Below is a set of records; restate each one word for word.
+ + + + + + +
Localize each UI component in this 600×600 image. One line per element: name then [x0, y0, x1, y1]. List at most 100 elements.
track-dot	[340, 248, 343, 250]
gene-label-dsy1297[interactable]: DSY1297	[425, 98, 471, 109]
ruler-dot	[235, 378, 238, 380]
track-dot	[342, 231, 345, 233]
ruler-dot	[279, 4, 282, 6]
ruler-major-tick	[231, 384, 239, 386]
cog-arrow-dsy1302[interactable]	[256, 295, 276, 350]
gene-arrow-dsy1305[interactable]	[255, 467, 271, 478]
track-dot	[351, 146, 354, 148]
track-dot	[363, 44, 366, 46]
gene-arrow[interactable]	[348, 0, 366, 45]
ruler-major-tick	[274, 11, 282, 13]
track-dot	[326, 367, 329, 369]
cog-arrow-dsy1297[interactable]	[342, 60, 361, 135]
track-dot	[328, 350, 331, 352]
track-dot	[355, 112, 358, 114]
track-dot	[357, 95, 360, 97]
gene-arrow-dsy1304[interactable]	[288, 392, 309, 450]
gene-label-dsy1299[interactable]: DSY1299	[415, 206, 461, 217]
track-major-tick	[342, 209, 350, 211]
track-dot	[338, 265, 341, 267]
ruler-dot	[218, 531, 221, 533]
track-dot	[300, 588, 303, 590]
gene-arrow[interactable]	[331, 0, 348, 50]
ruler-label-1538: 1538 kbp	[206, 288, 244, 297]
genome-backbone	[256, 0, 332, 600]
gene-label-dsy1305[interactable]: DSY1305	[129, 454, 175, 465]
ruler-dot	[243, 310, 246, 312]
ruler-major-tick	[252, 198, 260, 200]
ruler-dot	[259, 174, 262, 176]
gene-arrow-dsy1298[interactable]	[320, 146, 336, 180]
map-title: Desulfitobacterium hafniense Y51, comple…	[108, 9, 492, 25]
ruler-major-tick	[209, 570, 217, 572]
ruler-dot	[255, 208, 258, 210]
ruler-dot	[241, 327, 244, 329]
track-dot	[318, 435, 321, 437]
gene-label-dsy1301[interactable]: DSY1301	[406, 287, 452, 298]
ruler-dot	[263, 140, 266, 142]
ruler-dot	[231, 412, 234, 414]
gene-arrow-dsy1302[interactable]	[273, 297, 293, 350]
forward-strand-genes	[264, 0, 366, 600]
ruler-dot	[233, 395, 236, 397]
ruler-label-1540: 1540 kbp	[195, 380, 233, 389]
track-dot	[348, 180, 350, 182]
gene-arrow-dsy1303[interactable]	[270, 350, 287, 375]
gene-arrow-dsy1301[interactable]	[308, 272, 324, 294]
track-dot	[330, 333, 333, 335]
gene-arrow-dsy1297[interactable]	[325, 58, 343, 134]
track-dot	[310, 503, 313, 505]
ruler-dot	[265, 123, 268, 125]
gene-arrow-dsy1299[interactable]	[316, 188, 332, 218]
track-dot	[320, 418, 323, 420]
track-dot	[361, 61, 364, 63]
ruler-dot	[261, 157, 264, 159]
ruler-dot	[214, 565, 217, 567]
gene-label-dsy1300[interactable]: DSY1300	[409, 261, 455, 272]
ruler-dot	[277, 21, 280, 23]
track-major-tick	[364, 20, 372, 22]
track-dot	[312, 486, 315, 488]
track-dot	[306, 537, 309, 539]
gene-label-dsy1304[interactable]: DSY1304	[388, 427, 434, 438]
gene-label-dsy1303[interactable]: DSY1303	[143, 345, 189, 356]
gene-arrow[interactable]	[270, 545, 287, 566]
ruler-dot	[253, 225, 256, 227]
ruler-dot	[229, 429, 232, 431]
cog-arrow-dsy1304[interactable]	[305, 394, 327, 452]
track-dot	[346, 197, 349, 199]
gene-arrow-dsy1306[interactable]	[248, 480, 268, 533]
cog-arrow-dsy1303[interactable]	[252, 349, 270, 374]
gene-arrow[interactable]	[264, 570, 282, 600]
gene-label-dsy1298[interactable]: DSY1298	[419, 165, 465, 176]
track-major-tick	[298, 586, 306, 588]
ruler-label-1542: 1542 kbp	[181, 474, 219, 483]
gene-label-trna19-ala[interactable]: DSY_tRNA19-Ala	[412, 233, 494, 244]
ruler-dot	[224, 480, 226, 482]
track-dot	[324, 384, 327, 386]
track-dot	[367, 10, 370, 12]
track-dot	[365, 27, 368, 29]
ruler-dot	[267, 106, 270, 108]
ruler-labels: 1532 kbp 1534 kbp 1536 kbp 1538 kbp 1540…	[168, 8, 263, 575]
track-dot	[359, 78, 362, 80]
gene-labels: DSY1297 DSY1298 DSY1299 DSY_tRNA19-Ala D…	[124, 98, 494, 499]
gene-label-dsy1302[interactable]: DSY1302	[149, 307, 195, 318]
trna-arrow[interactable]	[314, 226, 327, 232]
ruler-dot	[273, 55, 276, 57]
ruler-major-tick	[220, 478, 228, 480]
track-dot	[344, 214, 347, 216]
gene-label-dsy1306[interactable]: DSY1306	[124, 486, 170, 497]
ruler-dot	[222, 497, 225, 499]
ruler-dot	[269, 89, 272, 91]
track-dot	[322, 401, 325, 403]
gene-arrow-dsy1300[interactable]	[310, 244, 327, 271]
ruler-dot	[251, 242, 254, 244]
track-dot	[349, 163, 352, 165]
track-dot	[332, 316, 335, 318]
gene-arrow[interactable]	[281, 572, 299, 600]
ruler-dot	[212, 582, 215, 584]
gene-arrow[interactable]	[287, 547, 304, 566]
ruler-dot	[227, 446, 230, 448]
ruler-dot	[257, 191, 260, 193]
+ + + + + + +
◆ **PROBLEM SOLUTION**:
Localize each UI component in this 600×600 image. One line per element: name then [x0, y0, x1, y1]. List at most 100 elements.
track-dot	[340, 248, 343, 250]
gene-label-dsy1297[interactable]: DSY1297	[425, 98, 471, 109]
ruler-dot	[235, 378, 238, 380]
track-dot	[342, 231, 345, 233]
ruler-dot	[279, 4, 282, 6]
ruler-major-tick	[231, 384, 239, 386]
cog-arrow-dsy1302[interactable]	[256, 295, 276, 350]
gene-arrow-dsy1305[interactable]	[255, 467, 271, 478]
track-dot	[351, 146, 354, 148]
track-dot	[363, 44, 366, 46]
gene-arrow[interactable]	[348, 0, 366, 45]
ruler-major-tick	[274, 11, 282, 13]
track-dot	[326, 367, 329, 369]
cog-arrow-dsy1297[interactable]	[342, 60, 361, 135]
track-dot	[328, 350, 331, 352]
track-dot	[355, 112, 358, 114]
track-dot	[357, 95, 360, 97]
gene-arrow-dsy1304[interactable]	[288, 392, 309, 450]
gene-label-dsy1299[interactable]: DSY1299	[415, 206, 461, 217]
track-major-tick	[342, 209, 350, 211]
track-dot	[338, 265, 341, 267]
ruler-dot	[218, 531, 221, 533]
track-dot	[300, 588, 303, 590]
gene-arrow[interactable]	[331, 0, 348, 50]
ruler-label-1538: 1538 kbp	[206, 288, 244, 297]
genome-backbone	[256, 0, 332, 600]
gene-label-dsy1305[interactable]: DSY1305	[129, 454, 175, 465]
ruler-dot	[243, 310, 246, 312]
ruler-major-tick	[252, 198, 260, 200]
ruler-dot	[259, 174, 262, 176]
gene-arrow-dsy1298[interactable]	[320, 146, 336, 180]
map-title: Desulfitobacterium hafniense Y51, comple…	[108, 9, 492, 25]
ruler-major-tick	[209, 570, 217, 572]
ruler-dot	[255, 208, 258, 210]
ruler-dot	[241, 327, 244, 329]
track-dot	[318, 435, 321, 437]
gene-label-dsy1301[interactable]: DSY1301	[406, 287, 452, 298]
ruler-dot	[263, 140, 266, 142]
ruler-dot	[231, 412, 234, 414]
gene-arrow-dsy1302[interactable]	[273, 297, 293, 350]
forward-strand-genes	[264, 0, 366, 600]
ruler-dot	[233, 395, 236, 397]
ruler-label-1540: 1540 kbp	[195, 380, 233, 389]
track-dot	[348, 180, 350, 182]
gene-arrow-dsy1303[interactable]	[270, 350, 287, 375]
gene-arrow-dsy1301[interactable]	[308, 272, 324, 294]
track-dot	[330, 333, 333, 335]
gene-arrow-dsy1297[interactable]	[325, 58, 343, 134]
track-dot	[310, 503, 313, 505]
ruler-dot	[265, 123, 268, 125]
gene-arrow-dsy1299[interactable]	[316, 188, 332, 218]
track-dot	[320, 418, 323, 420]
track-dot	[361, 61, 364, 63]
ruler-dot	[261, 157, 264, 159]
ruler-dot	[214, 565, 217, 567]
gene-label-dsy1300[interactable]: DSY1300	[409, 261, 455, 272]
ruler-dot	[277, 21, 280, 23]
track-major-tick	[364, 20, 372, 22]
track-dot	[312, 486, 315, 488]
track-dot	[306, 537, 309, 539]
gene-label-dsy1304[interactable]: DSY1304	[388, 427, 434, 438]
gene-label-dsy1303[interactable]: DSY1303	[143, 345, 189, 356]
gene-arrow[interactable]	[270, 545, 287, 566]
ruler-dot	[253, 225, 256, 227]
ruler-dot	[229, 429, 232, 431]
cog-arrow-dsy1304[interactable]	[305, 394, 327, 452]
track-dot	[346, 197, 349, 199]
gene-arrow-dsy1306[interactable]	[248, 480, 268, 533]
cog-arrow-dsy1303[interactable]	[252, 349, 270, 374]
gene-arrow[interactable]	[264, 570, 282, 600]
gene-label-dsy1298[interactable]: DSY1298	[419, 165, 465, 176]
track-major-tick	[298, 586, 306, 588]
ruler-label-1542: 1542 kbp	[181, 474, 219, 483]
gene-label-trna19-ala[interactable]: DSY_tRNA19-Ala	[412, 233, 494, 244]
ruler-dot	[224, 480, 226, 482]
track-dot	[324, 384, 327, 386]
track-dot	[367, 10, 370, 12]
track-dot	[365, 27, 368, 29]
ruler-dot	[267, 106, 270, 108]
ruler-labels: 1532 kbp 1534 kbp 1536 kbp 1538 kbp 1540…	[168, 8, 263, 575]
track-dot	[359, 78, 362, 80]
gene-labels: DSY1297 DSY1298 DSY1299 DSY_tRNA19-Ala D…	[124, 98, 494, 499]
gene-label-dsy1302[interactable]: DSY1302	[149, 307, 195, 318]
trna-arrow[interactable]	[314, 226, 327, 232]
ruler-dot	[273, 55, 276, 57]
ruler-major-tick	[220, 478, 228, 480]
track-dot	[344, 214, 347, 216]
gene-label-dsy1306[interactable]: DSY1306	[124, 486, 170, 497]
ruler-dot	[222, 497, 225, 499]
ruler-dot	[269, 89, 272, 91]
track-dot	[322, 401, 325, 403]
gene-arrow-dsy1300[interactable]	[310, 244, 327, 271]
ruler-dot	[251, 242, 254, 244]
track-dot	[349, 163, 352, 165]
track-dot	[332, 316, 335, 318]
gene-arrow[interactable]	[281, 572, 299, 600]
ruler-dot	[212, 582, 215, 584]
gene-arrow[interactable]	[287, 547, 304, 566]
ruler-dot	[227, 446, 230, 448]
ruler-dot	[257, 191, 260, 193]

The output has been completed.